Records shown:
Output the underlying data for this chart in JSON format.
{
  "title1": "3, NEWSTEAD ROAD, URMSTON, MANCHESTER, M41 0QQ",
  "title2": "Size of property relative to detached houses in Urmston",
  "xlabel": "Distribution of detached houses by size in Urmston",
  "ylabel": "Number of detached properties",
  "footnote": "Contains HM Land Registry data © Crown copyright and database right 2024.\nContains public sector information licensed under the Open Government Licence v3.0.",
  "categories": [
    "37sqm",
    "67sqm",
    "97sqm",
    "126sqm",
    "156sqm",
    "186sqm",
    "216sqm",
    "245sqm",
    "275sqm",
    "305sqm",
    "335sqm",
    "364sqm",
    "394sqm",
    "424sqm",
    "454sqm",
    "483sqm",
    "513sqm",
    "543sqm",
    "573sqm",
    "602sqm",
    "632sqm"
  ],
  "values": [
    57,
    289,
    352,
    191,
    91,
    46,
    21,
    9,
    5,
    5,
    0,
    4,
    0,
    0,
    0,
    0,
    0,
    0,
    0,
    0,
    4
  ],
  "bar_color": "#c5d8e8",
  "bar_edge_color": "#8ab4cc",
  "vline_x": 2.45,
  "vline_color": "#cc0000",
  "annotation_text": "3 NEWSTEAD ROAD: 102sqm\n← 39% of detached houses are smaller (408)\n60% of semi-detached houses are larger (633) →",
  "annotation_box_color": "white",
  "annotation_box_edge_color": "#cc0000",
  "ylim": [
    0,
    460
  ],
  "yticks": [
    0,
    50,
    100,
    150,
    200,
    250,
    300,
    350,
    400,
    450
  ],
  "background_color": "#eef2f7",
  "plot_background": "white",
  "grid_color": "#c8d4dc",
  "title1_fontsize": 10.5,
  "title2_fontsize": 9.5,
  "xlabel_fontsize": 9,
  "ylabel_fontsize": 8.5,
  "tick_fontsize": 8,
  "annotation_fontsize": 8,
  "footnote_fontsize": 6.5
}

Instruction: Using the data above, return each line exactly as written.

Result:
Output the underlying data for this chart in JSON format.
{
  "title1": "3, NEWSTEAD ROAD, URMSTON, MANCHESTER, M41 0QQ",
  "title2": "Size of property relative to detached houses in Urmston",
  "xlabel": "Distribution of detached houses by size in Urmston",
  "ylabel": "Number of detached properties",
  "footnote": "Contains HM Land Registry data © Crown copyright and database right 2024.\nContains public sector information licensed under the Open Government Licence v3.0.",
  "categories": [
    "37sqm",
    "67sqm",
    "97sqm",
    "126sqm",
    "156sqm",
    "186sqm",
    "216sqm",
    "245sqm",
    "275sqm",
    "305sqm",
    "335sqm",
    "364sqm",
    "394sqm",
    "424sqm",
    "454sqm",
    "483sqm",
    "513sqm",
    "543sqm",
    "573sqm",
    "602sqm",
    "632sqm"
  ],
  "values": [
    57,
    289,
    352,
    191,
    91,
    46,
    21,
    9,
    5,
    5,
    0,
    4,
    0,
    0,
    0,
    0,
    0,
    0,
    0,
    0,
    4
  ],
  "bar_color": "#c5d8e8",
  "bar_edge_color": "#8ab4cc",
  "vline_x": 2.45,
  "vline_color": "#cc0000",
  "annotation_text": "3 NEWSTEAD ROAD: 102sqm\n← 39% of detached houses are smaller (408)\n60% of semi-detached houses are larger (633) →",
  "annotation_box_color": "white",
  "annotation_box_edge_color": "#cc0000",
  "ylim": [
    0,
    460
  ],
  "yticks": [
    0,
    50,
    100,
    150,
    200,
    250,
    300,
    350,
    400,
    450
  ],
  "background_color": "#eef2f7",
  "plot_background": "white",
  "grid_color": "#c8d4dc",
  "title1_fontsize": 10.5,
  "title2_fontsize": 9.5,
  "xlabel_fontsize": 9,
  "ylabel_fontsize": 8.5,
  "tick_fontsize": 8,
  "annotation_fontsize": 8,
  "footnote_fontsize": 6.5
}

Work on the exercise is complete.